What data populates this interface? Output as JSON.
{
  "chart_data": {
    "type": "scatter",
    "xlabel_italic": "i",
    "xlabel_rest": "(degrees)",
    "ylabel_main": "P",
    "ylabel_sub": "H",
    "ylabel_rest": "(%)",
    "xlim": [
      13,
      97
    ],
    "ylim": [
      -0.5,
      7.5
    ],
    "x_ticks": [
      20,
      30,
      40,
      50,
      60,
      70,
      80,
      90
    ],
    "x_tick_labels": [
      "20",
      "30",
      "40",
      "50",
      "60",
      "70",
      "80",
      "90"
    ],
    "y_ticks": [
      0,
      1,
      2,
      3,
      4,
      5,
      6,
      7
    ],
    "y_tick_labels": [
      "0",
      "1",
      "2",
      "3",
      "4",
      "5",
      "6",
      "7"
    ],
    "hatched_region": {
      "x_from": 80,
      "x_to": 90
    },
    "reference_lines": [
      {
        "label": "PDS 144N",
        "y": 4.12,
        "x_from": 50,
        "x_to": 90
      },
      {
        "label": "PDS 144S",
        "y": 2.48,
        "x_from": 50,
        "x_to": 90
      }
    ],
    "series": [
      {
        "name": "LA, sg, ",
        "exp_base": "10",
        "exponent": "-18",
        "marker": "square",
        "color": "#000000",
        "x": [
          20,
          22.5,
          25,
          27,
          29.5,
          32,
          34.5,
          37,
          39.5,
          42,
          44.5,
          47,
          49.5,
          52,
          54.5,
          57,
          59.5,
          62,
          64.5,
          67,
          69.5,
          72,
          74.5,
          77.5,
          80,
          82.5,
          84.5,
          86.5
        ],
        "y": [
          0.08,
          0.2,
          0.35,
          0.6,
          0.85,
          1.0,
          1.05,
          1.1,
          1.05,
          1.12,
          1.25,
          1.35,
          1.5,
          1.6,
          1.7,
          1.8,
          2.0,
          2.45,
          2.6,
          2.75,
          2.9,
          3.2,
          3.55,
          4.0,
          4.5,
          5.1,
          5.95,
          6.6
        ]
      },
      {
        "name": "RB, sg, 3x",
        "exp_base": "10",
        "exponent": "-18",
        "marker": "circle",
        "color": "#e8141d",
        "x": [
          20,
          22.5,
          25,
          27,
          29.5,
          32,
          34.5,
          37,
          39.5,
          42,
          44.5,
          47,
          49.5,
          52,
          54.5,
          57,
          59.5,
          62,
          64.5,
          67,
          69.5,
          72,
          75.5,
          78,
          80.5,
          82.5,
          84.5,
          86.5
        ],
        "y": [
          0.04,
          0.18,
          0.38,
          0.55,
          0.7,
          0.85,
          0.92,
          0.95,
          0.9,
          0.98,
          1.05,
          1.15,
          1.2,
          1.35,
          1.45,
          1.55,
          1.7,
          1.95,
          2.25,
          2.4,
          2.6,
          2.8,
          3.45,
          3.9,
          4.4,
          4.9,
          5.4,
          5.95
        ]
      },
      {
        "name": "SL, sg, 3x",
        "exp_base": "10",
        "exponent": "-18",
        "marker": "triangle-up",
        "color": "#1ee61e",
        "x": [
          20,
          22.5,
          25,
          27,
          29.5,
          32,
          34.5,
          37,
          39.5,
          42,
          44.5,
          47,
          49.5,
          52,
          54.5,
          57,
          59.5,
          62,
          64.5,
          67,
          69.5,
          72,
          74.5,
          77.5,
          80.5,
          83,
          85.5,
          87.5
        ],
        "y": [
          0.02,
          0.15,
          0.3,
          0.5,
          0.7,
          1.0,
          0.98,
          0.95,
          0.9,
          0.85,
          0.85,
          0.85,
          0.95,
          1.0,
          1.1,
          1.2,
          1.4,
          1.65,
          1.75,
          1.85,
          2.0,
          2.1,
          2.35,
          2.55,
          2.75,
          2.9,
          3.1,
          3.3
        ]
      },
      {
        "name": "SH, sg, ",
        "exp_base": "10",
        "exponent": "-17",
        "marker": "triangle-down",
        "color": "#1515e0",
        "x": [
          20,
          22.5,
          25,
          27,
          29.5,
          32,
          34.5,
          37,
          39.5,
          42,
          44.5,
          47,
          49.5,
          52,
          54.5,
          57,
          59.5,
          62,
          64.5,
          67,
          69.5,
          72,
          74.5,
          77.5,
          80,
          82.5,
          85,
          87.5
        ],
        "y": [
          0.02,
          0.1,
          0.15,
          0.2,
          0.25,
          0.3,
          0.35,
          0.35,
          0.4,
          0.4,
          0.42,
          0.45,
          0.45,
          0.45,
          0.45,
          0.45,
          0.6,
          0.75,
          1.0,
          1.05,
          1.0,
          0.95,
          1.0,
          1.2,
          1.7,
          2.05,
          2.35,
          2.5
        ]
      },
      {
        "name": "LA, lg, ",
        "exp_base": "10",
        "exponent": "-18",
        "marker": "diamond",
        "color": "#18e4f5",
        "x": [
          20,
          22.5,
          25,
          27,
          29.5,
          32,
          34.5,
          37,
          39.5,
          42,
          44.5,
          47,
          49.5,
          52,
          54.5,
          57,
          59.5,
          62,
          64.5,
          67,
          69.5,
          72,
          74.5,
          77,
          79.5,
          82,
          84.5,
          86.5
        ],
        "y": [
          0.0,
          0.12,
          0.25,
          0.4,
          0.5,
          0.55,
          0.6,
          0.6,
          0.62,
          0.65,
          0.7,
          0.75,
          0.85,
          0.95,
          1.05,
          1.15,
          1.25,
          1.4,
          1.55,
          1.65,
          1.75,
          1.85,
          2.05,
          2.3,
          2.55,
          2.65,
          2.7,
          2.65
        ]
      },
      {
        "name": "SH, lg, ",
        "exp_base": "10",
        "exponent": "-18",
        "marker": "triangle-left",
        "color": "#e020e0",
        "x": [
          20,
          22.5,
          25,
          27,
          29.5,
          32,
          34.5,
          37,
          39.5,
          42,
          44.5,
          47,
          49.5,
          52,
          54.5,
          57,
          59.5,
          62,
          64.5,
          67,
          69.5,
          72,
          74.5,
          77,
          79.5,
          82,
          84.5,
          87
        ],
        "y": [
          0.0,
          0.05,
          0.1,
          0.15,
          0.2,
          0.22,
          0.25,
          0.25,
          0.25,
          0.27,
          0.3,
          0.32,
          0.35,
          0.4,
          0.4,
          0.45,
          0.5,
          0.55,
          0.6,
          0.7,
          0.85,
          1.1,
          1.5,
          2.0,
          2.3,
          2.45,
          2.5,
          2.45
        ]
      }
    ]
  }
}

Instruction — Your task is to list each line of the records with the word "marker".

Complete output —
        "marker": "square",
        "marker": "circle",
        "marker": "triangle-up",
        "marker": "triangle-down",
        "marker": "diamond",
        "marker": "triangle-left",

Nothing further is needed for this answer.